Every entry below must be repeated exactly; skip the pictures.

--------------------

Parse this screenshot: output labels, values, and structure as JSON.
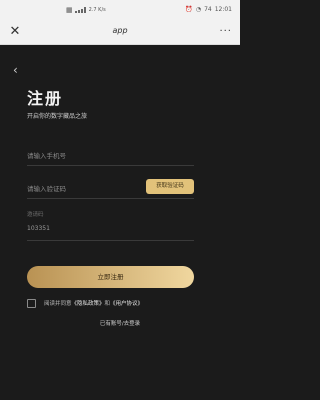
{
  "status_bar": {
    "left_icons_text": "▦",
    "network": "2.7\nK/s",
    "battery": "74",
    "time": "12:01"
  },
  "nav": {
    "close": "✕",
    "title": "app",
    "more": "···"
  },
  "page": {
    "back": "‹",
    "title": "注册",
    "subtitle": "开启你的数字藏品之旅"
  },
  "form": {
    "phone_placeholder": "请输入手机号",
    "code_placeholder": "请输入验证码",
    "get_code_button": "获取验证码",
    "invite_label": "邀请码",
    "invite_value": "103351",
    "submit_label": "立即注册"
  },
  "agreement": {
    "prefix": "阅读并同意",
    "privacy_link": "《隐私政策》",
    "and": "和",
    "user_link": "《用户协议》"
  },
  "footer": {
    "login_link": "已有账号/去登录"
  },
  "colors": {
    "accent_gold": "#e2c27a",
    "background": "#1b1b1b"
  }
}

--------------------

■ **EXERCISE RESPONSE**:
Parse this screenshot: output labels, values, and structure as JSON.
{
  "status_bar": {
    "left_icons_text": "▦",
    "network": "2.7\nK/s",
    "battery": "74",
    "time": "12:01"
  },
  "nav": {
    "close": "✕",
    "title": "app",
    "more": "···"
  },
  "page": {
    "back": "‹",
    "title": "注册",
    "subtitle": "开启你的数字藏品之旅"
  },
  "form": {
    "phone_placeholder": "请输入手机号",
    "code_placeholder": "请输入验证码",
    "get_code_button": "获取验证码",
    "invite_label": "邀请码",
    "invite_value": "103351",
    "submit_label": "立即注册"
  },
  "agreement": {
    "prefix": "阅读并同意",
    "privacy_link": "《隐私政策》",
    "and": "和",
    "user_link": "《用户协议》"
  },
  "footer": {
    "login_link": "已有账号/去登录"
  },
  "colors": {
    "accent_gold": "#e2c27a",
    "background": "#1b1b1b"
  }
}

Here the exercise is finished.